• _YOUR INSTRUCTIONS_: Find the word "from" in the listing; pull out each line holding it.

• _DATA LINES_:
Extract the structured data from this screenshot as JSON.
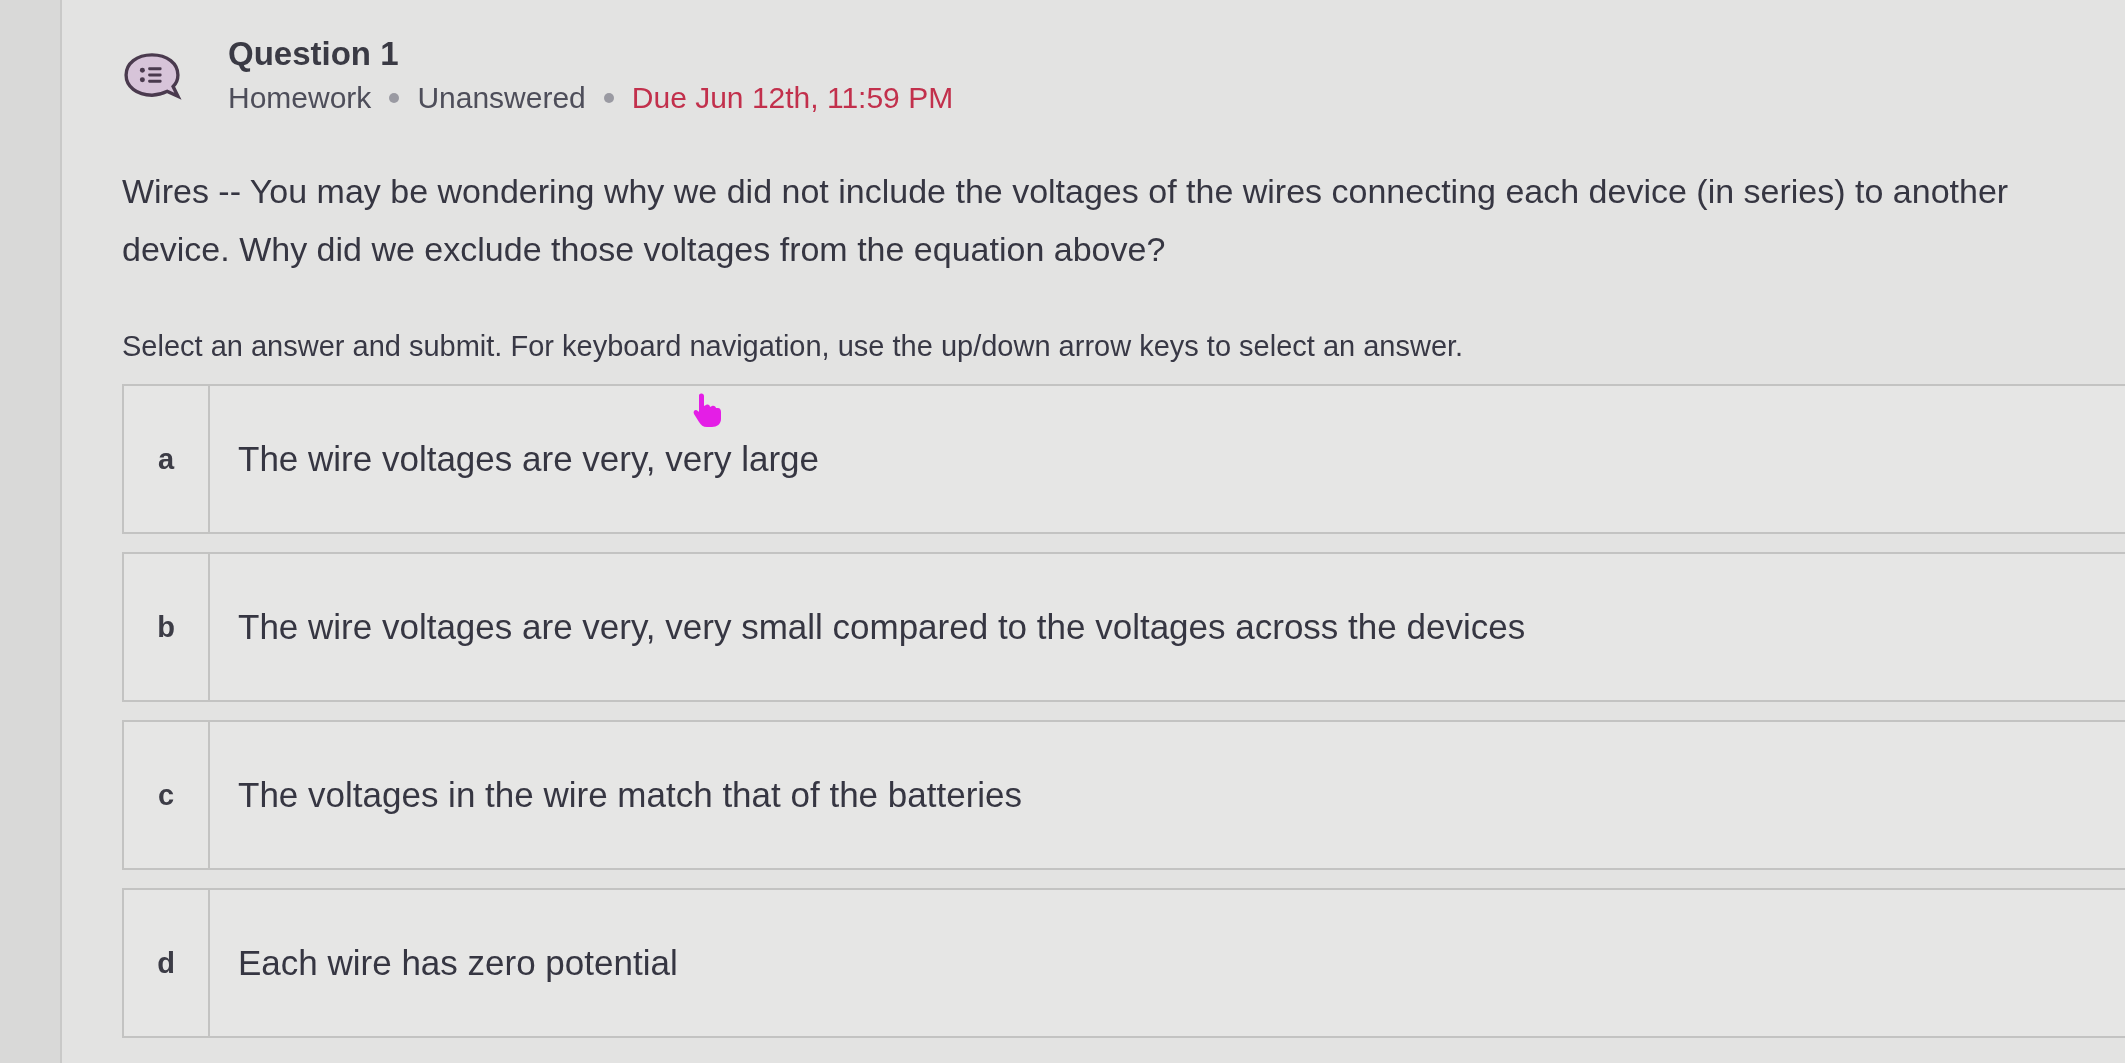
{
  "question": {
    "title": "Question 1",
    "meta": [
      {
        "text": "Homework",
        "kind": "type"
      },
      {
        "text": "Unanswered",
        "kind": "status"
      },
      {
        "text": "Due Jun 12th, 11:59 PM",
        "kind": "due"
      }
    ],
    "prompt": "Wires -- You may be wondering why we did not include the voltages of the wires connecting each device (in series) to another device. Why did we exclude those voltages from the equation above?",
    "instruction": "Select an answer and submit. For keyboard navigation, use the up/down arrow keys to select an answer."
  },
  "options": [
    {
      "letter": "a",
      "text": "The wire voltages are very, very large",
      "selected": false
    },
    {
      "letter": "b",
      "text": "The wire voltages are very, very small compared to the voltages across the devices",
      "selected": false
    },
    {
      "letter": "c",
      "text": "The voltages in the wire match that of the batteries",
      "selected": false
    },
    {
      "letter": "d",
      "text": "Each wire has zero potential",
      "selected": false
    }
  ]
}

• _WORKED SOLUTION_:
Extract the structured data from this screenshot as JSON.
    "prompt": "Wires -- You may be wondering why we did not include the voltages of the wires connecting each device (in series) to another device. Why did we exclude those voltages from the equation above?",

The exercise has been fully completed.